**Stated exercise**
An exact copy of all the data is required, with pictures left out.

**Entries shown**
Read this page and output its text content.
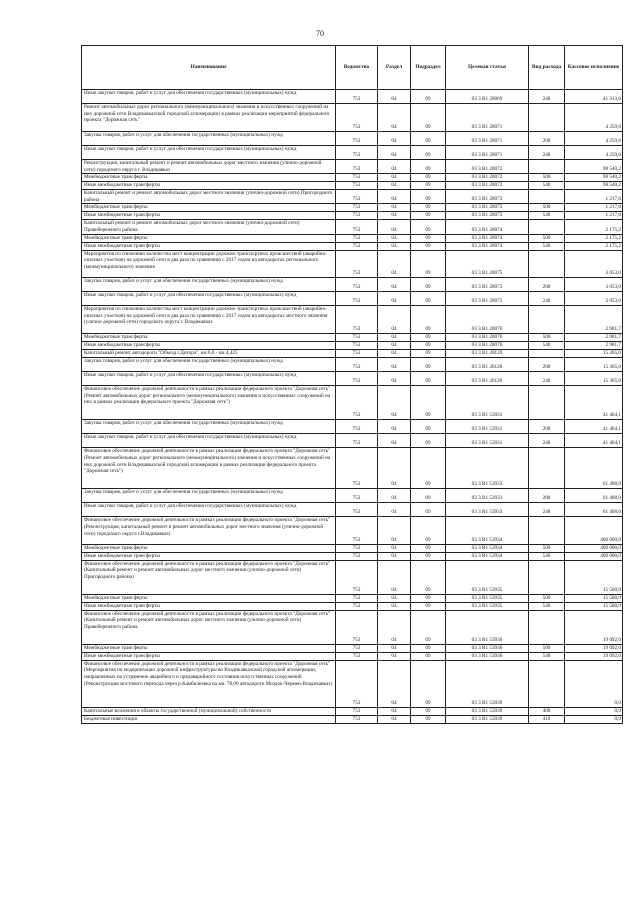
70
Наименование	Ведомство	Раздел	Подраздел	Целевая статья	Вид расхода	Кассовое исполнение
Иные закупки товаров, работ и услуг для обеспечения государственных (муниципальных) нужд	753	04	09	03 3 R1 28069	240	41 313,6
Ремонт автомобильных дорог регионального (межмуниципального) значения и искусственных сооружений на них дорожной сети Владикавказской городской агломерации) в рамках реализации мероприятий федерального проекта "Дорожная сеть"	753	04	09	03 3 R1 28071		4 259,6
Закупка товаров, работ и услуг для обеспечения государственных (муниципальных) нужд	753	04	09	03 3 R1 28071	200	4 259,6
Иные закупки товаров, работ и услуг для обеспечения государственных (муниципальных) нужд	753	04	09	03 3 R1 28071	240	4 259,6
Реконструкция, капитальный ремонт и ремонт автомобильных дорог местного значения (улично-дорожной сети) городского округа г. Владикавказ	753	04	09	03 3 R1 28072		98 540,2
Межбюджетные трансферты	753	04	09	03 3 R1 28072	500	98 540,2
Иные межбюджетные трансферты	753	04	09	03 3 R1 28072	540	98 540,2
Капитальный ремонт и ремонт автомобильных дорог местного значения (улично-дорожной сети) Пригородного района	753	04	09	03 3 R1 28073		1 217,6
Межбюджетные трансферты	753	04	09	03 3 R1 28073	500	1 217,6
Иные межбюджетные трансферты	753	04	09	03 3 R1 28073	540	1 217,6
Капитальный ремонт и ремонт автомобильных дорог местного значения (улично-дорожной сети) Правобережного района	753	04	09	03 3 R1 28074		2 175,2
Межбюджетные трансферты	753	04	09	03 3 R1 28074	500	2 175,2
Иные межбюджетные трансферты	753	04	09	03 3 R1 28074	540	2 175,2
Мероприятия по снижению количества мест концентрации дорожно-транспортных происшествий (аварийно-опасных участков) на дорожной сети в два раза по сравнению с 2017 годом на автодорогах регионального (межмуниципального) значения	753	04	09	03 3 R1 28075		3 053,0
Закупка товаров, работ и услуг для обеспечения государственных (муниципальных) нужд	753	04	09	03 3 R1 28075	200	3 053,0
Иные закупки товаров, работ и услуг для обеспечения государственных (муниципальных) нужд	753	04	09	03 3 R1 28075	240	3 053,0
Мероприятия по снижению количества мест концентрации дорожно-транспортных происшествий (аварийно-опасных участков) на дорожной сети в два раза по сравнению с 2017 годом на автодорогах местного значения (улично-дорожной сети) городского округа г. Владикавказ	753	04	09	03 3 R1 28076		2 981,7
Межбюджетные трансферты	753	04	09	03 3 R1 28076	500	2 981,7
Иные межбюджетные трансферты	753	04	09	03 3 R1 28076	540	2 981,7
Капитальный ремонт автодороги "Объезд г.Дигора", км 0,0 - км 4,425	753	04	09	03 3 R1 28120		15 365,0
Закупка товаров, работ и услуг для обеспечения государственных (муниципальных) нужд	753	04	09	03 3 R1 28120	200	15 365,0
Иные закупки товаров, работ и услуг для обеспечения государственных (муниципальных) нужд	753	04	09	03 3 R1 28120	240	15 365,0
Финансовое обеспечение дорожной деятельности в рамках реализации федерального проекта "Дорожная сеть" (Ремонт автомобильных дорог регионального (межмуниципального) значения и искусственных сооружений на них в рамках реализации федерального проекта "Дорожная сеть")	753	04	09	03 3 R1 53931		41 464,1
Закупка товаров, работ и услуг для обеспечения государственных (муниципальных) нужд	753	04	09	03 3 R1 53931	200	41 464,1
Иные закупки товаров, работ и услуг для обеспечения государственных (муниципальных) нужд	753	04	09	03 3 R1 53931	240	41 464,1
Финансовое обеспечение дорожной деятельности в рамках реализации федерального проекта "Дорожная сеть" (Ремонт автомобильных дорог регионального (межмуниципального) значения и искусственных сооружений на них дорожной сети Владикавказской городской агломерации в рамках реализации федерального проекта "Дорожная сеть")	753	04	09	03 3 R1 53933		61 408,0
Закупка товаров, работ и услуг для обеспечения государственных (муниципальных) нужд	753	04	09	03 3 R1 53933	200	61 408,0
Иные закупки товаров, работ и услуг для обеспечения государственных (муниципальных) нужд	753	04	09	03 3 R1 53933	240	61 408,0
Финансовое обеспечение дорожной деятельности в рамках реализации федерального проекта "Дорожная сеть" (Реконструкция, капитальный ремонт и ремонт автомобильных дорог местного значения (улично-дорожной сети) городского округа г.Владикавказ)	753	04	09	03 3 R1 53934		400 000,0
Межбюджетные трансферты	753	04	09	03 3 R1 53934	500	400 000,0
Иные межбюджетные трансферты	753	04	09	03 3 R1 53934	540	400 000,0
Финансовое обеспечение дорожной деятельности в рамках реализации федерального проекта "Дорожная сеть" (Капитальный ремонт и ремонт автомобильных дорог местного значения (улично-дорожной сети) Пригородного района)	753	04	09	03 3 R1 53935		15 500,0
Межбюджетные трансферты	753	04	09	03 3 R1 53935	500	15 500,0
Иные межбюджетные трансферты	753	04	09	03 3 R1 53935	540	15 500,0
Финансовое обеспечение дорожной деятельности в рамках реализации федерального проекта "Дорожная сеть" (Капитальный ремонт и ремонт автомобильных дорог местного значения (улично-дорожной сети) Правобережного района	753	04	09	03 3 R1 53936		19 092,0
Межбюджетные трансферты	753	04	09	03 3 R1 53936	500	19 092,0
Иные межбюджетные трансферты	753	04	09	03 3 R1 53936	540	19 092,0
Финансовое обеспечение дорожной деятельности в рамках реализации федерального проекта "Дорожная сеть" (Мероприятия по модернизации дорожной инфраструктуры во Владикавказской городской агломерации, направленных на устранение аварийного и предаварийного состояния искусственных сооружений (Реконструкция мостового перехода через р.Камбилеевка на км. 78,06 автодороги Моздок-Чермен-Владикавказ)	753	04	09	03 3 R1 53939		0,0
Капитальные вложения в объекты государственной (муниципальной) собственности	753	04	09	03 3 R1 53939	400	0,0
Бюджетные инвестиции	753	04	09	03 3 R1 53939	410	0,0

**Solution**
Read this page and output its text content.
70
Наименование	Ведомство	Раздел	Подраздел	Целевая статья	Вид расхода	Кассовое исполнение
Иные закупки товаров, работ и услуг для обеспечения государственных (муниципальных) нужд	753	04	09	03 3 R1 28069	240	41 313,6
Ремонт автомобильных дорог регионального (межмуниципального) значения и искусственных сооружений на них дорожной сети Владикавказской городской агломерации) в рамках реализации мероприятий федерального проекта "Дорожная сеть"	753	04	09	03 3 R1 28071		4 259,6
Закупка товаров, работ и услуг для обеспечения государственных (муниципальных) нужд	753	04	09	03 3 R1 28071	200	4 259,6
Иные закупки товаров, работ и услуг для обеспечения государственных (муниципальных) нужд	753	04	09	03 3 R1 28071	240	4 259,6
Реконструкция, капитальный ремонт и ремонт автомобильных дорог местного значения (улично-дорожной сети) городского округа г. Владикавказ	753	04	09	03 3 R1 28072		98 540,2
Межбюджетные трансферты	753	04	09	03 3 R1 28072	500	98 540,2
Иные межбюджетные трансферты	753	04	09	03 3 R1 28072	540	98 540,2
Капитальный ремонт и ремонт автомобильных дорог местного значения (улично-дорожной сети) Пригородного района	753	04	09	03 3 R1 28073		1 217,6
Межбюджетные трансферты	753	04	09	03 3 R1 28073	500	1 217,6
Иные межбюджетные трансферты	753	04	09	03 3 R1 28073	540	1 217,6
Капитальный ремонт и ремонт автомобильных дорог местного значения (улично-дорожной сети) Правобережного района	753	04	09	03 3 R1 28074		2 175,2
Межбюджетные трансферты	753	04	09	03 3 R1 28074	500	2 175,2
Иные межбюджетные трансферты	753	04	09	03 3 R1 28074	540	2 175,2
Мероприятия по снижению количества мест концентрации дорожно-транспортных происшествий (аварийно-опасных участков) на дорожной сети в два раза по сравнению с 2017 годом на автодорогах регионального (межмуниципального) значения	753	04	09	03 3 R1 28075		3 053,0
Закупка товаров, работ и услуг для обеспечения государственных (муниципальных) нужд	753	04	09	03 3 R1 28075	200	3 053,0
Иные закупки товаров, работ и услуг для обеспечения государственных (муниципальных) нужд	753	04	09	03 3 R1 28075	240	3 053,0
Мероприятия по снижению количества мест концентрации дорожно-транспортных происшествий (аварийно-опасных участков) на дорожной сети в два раза по сравнению с 2017 годом на автодорогах местного значения (улично-дорожной сети) городского округа г. Владикавказ	753	04	09	03 3 R1 28076		2 981,7
Межбюджетные трансферты	753	04	09	03 3 R1 28076	500	2 981,7
Иные межбюджетные трансферты	753	04	09	03 3 R1 28076	540	2 981,7
Капитальный ремонт автодороги "Объезд г.Дигора", км 0,0 - км 4,425	753	04	09	03 3 R1 28120		15 365,0
Закупка товаров, работ и услуг для обеспечения государственных (муниципальных) нужд	753	04	09	03 3 R1 28120	200	15 365,0
Иные закупки товаров, работ и услуг для обеспечения государственных (муниципальных) нужд	753	04	09	03 3 R1 28120	240	15 365,0
Финансовое обеспечение дорожной деятельности в рамках реализации федерального проекта "Дорожная сеть" (Ремонт автомобильных дорог регионального (межмуниципального) значения и искусственных сооружений на них в рамках реализации федерального проекта "Дорожная сеть")	753	04	09	03 3 R1 53931		41 464,1
Закупка товаров, работ и услуг для обеспечения государственных (муниципальных) нужд	753	04	09	03 3 R1 53931	200	41 464,1
Иные закупки товаров, работ и услуг для обеспечения государственных (муниципальных) нужд	753	04	09	03 3 R1 53931	240	41 464,1
Финансовое обеспечение дорожной деятельности в рамках реализации федерального проекта "Дорожная сеть" (Ремонт автомобильных дорог регионального (межмуниципального) значения и искусственных сооружений на них дорожной сети Владикавказской городской агломерации в рамках реализации федерального проекта "Дорожная сеть")	753	04	09	03 3 R1 53933		61 408,0
Закупка товаров, работ и услуг для обеспечения государственных (муниципальных) нужд	753	04	09	03 3 R1 53933	200	61 408,0
Иные закупки товаров, работ и услуг для обеспечения государственных (муниципальных) нужд	753	04	09	03 3 R1 53933	240	61 408,0
Финансовое обеспечение дорожной деятельности в рамках реализации федерального проекта "Дорожная сеть" (Реконструкция, капитальный ремонт и ремонт автомобильных дорог местного значения (улично-дорожной сети) городского округа г.Владикавказ)	753	04	09	03 3 R1 53934		400 000,0
Межбюджетные трансферты	753	04	09	03 3 R1 53934	500	400 000,0
Иные межбюджетные трансферты	753	04	09	03 3 R1 53934	540	400 000,0
Финансовое обеспечение дорожной деятельности в рамках реализации федерального проекта "Дорожная сеть" (Капитальный ремонт и ремонт автомобильных дорог местного значения (улично-дорожной сети) Пригородного района)	753	04	09	03 3 R1 53935		15 500,0
Межбюджетные трансферты	753	04	09	03 3 R1 53935	500	15 500,0
Иные межбюджетные трансферты	753	04	09	03 3 R1 53935	540	15 500,0
Финансовое обеспечение дорожной деятельности в рамках реализации федерального проекта "Дорожная сеть" (Капитальный ремонт и ремонт автомобильных дорог местного значения (улично-дорожной сети) Правобережного района	753	04	09	03 3 R1 53936		19 092,0
Межбюджетные трансферты	753	04	09	03 3 R1 53936	500	19 092,0
Иные межбюджетные трансферты	753	04	09	03 3 R1 53936	540	19 092,0
Финансовое обеспечение дорожной деятельности в рамках реализации федерального проекта "Дорожная сеть" (Мероприятия по модернизации дорожной инфраструктуры во Владикавказской городской агломерации, направленных на устранение аварийного и предаварийного состояния искусственных сооружений (Реконструкция мостового перехода через р.Камбилеевка на км. 78,06 автодороги Моздок-Чермен-Владикавказ)	753	04	09	03 3 R1 53939		0,0
Капитальные вложения в объекты государственной (муниципальной) собственности	753	04	09	03 3 R1 53939	400	0,0
Бюджетные инвестиции	753	04	09	03 3 R1 53939	410	0,0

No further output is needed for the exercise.